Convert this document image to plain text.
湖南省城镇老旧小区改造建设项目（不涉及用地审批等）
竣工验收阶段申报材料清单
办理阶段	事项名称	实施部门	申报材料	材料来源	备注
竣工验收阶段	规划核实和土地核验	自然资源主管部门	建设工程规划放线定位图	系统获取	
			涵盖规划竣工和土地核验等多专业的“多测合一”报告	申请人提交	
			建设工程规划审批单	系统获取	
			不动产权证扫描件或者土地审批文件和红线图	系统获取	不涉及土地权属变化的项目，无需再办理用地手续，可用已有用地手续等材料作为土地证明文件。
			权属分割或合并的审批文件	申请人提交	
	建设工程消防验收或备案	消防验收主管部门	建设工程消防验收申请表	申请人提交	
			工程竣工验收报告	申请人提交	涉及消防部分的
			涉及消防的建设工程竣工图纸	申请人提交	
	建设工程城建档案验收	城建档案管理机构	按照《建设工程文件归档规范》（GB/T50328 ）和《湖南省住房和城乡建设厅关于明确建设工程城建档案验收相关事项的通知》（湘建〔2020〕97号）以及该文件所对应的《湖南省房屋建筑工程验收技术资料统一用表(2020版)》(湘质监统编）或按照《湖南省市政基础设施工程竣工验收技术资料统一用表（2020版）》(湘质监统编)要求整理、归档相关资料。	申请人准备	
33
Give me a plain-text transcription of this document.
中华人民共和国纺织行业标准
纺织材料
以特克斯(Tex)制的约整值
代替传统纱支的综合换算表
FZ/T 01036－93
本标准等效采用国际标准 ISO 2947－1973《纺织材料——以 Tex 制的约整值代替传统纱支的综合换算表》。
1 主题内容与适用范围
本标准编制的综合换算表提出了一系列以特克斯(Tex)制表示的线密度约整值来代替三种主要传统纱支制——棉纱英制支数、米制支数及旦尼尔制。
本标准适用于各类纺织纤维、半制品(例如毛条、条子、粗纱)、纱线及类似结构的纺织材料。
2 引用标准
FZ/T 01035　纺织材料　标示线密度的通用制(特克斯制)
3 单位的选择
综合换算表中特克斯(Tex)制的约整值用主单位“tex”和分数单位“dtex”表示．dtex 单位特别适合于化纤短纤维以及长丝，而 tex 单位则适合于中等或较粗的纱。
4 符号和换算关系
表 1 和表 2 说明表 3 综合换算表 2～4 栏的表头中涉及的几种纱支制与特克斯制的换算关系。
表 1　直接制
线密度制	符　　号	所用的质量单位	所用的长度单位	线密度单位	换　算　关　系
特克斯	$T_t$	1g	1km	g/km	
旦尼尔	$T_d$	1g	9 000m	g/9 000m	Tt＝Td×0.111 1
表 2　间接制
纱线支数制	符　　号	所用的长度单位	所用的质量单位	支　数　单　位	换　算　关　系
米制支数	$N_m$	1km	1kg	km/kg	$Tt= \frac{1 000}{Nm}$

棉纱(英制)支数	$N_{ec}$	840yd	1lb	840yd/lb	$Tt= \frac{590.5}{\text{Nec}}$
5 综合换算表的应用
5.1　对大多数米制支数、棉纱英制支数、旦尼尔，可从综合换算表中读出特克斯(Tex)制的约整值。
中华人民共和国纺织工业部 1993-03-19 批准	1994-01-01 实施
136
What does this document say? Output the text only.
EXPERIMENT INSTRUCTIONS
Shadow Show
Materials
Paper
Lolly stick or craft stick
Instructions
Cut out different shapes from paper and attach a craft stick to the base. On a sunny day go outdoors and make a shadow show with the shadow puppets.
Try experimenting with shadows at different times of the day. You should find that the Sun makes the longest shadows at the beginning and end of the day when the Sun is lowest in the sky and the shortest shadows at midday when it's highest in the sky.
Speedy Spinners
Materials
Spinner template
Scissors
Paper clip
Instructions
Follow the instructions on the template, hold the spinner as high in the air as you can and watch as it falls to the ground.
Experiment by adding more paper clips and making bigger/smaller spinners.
++++++++
- [Written task]: Produce an exact copy of every entry above.

- [Response below]:
Convert this document image to plain text.
湖南省城镇老旧小区改造建设项目（不涉及用地审批等）
竣工验收阶段申报材料清单
办理阶段	事项名称	实施部门	申报材料	材料来源	备注
竣工验收阶段	规划核实和土地核验	自然资源主管部门	建设工程规划放线定位图	系统获取	
			涵盖规划竣工和土地核验等多专业的“多测合一”报告	申请人提交	
			建设工程规划审批单	系统获取	
			不动产权证扫描件或者土地审批文件和红线图	系统获取	不涉及土地权属变化的项目，无需再办理用地手续，可用已有用地手续等材料作为土地证明文件。
			权属分割或合并的审批文件	申请人提交	
	建设工程消防验收或备案	消防验收主管部门	建设工程消防验收申请表	申请人提交	
			工程竣工验收报告	申请人提交	涉及消防部分的
			涉及消防的建设工程竣工图纸	申请人提交	
	建设工程城建档案验收	城建档案管理机构	按照《建设工程文件归档规范》（GB/T50328 ）和《湖南省住房和城乡建设厅关于明确建设工程城建档案验收相关事项的通知》（湘建〔2020〕97号）以及该文件所对应的《湖南省房屋建筑工程验收技术资料统一用表(2020版)》(湘质监统编）或按照《湖南省市政基础设施工程竣工验收技术资料统一用表（2020版）》(湘质监统编)要求整理、归档相关资料。	申请人准备	
33
Give me a plain-text transcription of this document.
中华人民共和国纺织行业标准
纺织材料
以特克斯(Tex)制的约整值
代替传统纱支的综合换算表
FZ/T 01036－93
本标准等效采用国际标准 ISO 2947－1973《纺织材料——以 Tex 制的约整值代替传统纱支的综合换算表》。
1 主题内容与适用范围
本标准编制的综合换算表提出了一系列以特克斯(Tex)制表示的线密度约整值来代替三种主要传统纱支制——棉纱英制支数、米制支数及旦尼尔制。
本标准适用于各类纺织纤维、半制品(例如毛条、条子、粗纱)、纱线及类似结构的纺织材料。
2 引用标准
FZ/T 01035　纺织材料　标示线密度的通用制(特克斯制)
3 单位的选择
综合换算表中特克斯(Tex)制的约整值用主单位“tex”和分数单位“dtex”表示．dtex 单位特别适合于化纤短纤维以及长丝，而 tex 单位则适合于中等或较粗的纱。
4 符号和换算关系
表 1 和表 2 说明表 3 综合换算表 2～4 栏的表头中涉及的几种纱支制与特克斯制的换算关系。
表 1　直接制
线密度制	符　　号	所用的质量单位	所用的长度单位	线密度单位	换　算　关　系
特克斯	$T_t$	1g	1km	g/km	
旦尼尔	$T_d$	1g	9 000m	g/9 000m	Tt＝Td×0.111 1
表 2　间接制
纱线支数制	符　　号	所用的长度单位	所用的质量单位	支　数　单　位	换　算　关　系
米制支数	$N_m$	1km	1kg	km/kg	$Tt= \frac{1 000}{Nm}$

棉纱(英制)支数	$N_{ec}$	840yd	1lb	840yd/lb	$Tt= \frac{590.5}{\text{Nec}}$
5 综合换算表的应用
5.1　对大多数米制支数、棉纱英制支数、旦尼尔，可从综合换算表中读出特克斯(Tex)制的约整值。
中华人民共和国纺织工业部 1993-03-19 批准	1994-01-01 实施
136
What does this document say? Output the text only.
EXPERIMENT INSTRUCTIONS
Shadow Show
Materials
Paper
Lolly stick or craft stick
Instructions
Cut out different shapes from paper and attach a craft stick to the base. On a sunny day go outdoors and make a shadow show with the shadow puppets.
Try experimenting with shadows at different times of the day. You should find that the Sun makes the longest shadows at the beginning and end of the day when the Sun is lowest in the sky and the shortest shadows at midday when it's highest in the sky.
Speedy Spinners
Materials
Spinner template
Scissors
Paper clip
Instructions
Follow the instructions on the template, hold the spinner as high in the air as you can and watch as it falls to the ground.
Experiment by adding more paper clips and making bigger/smaller spinners.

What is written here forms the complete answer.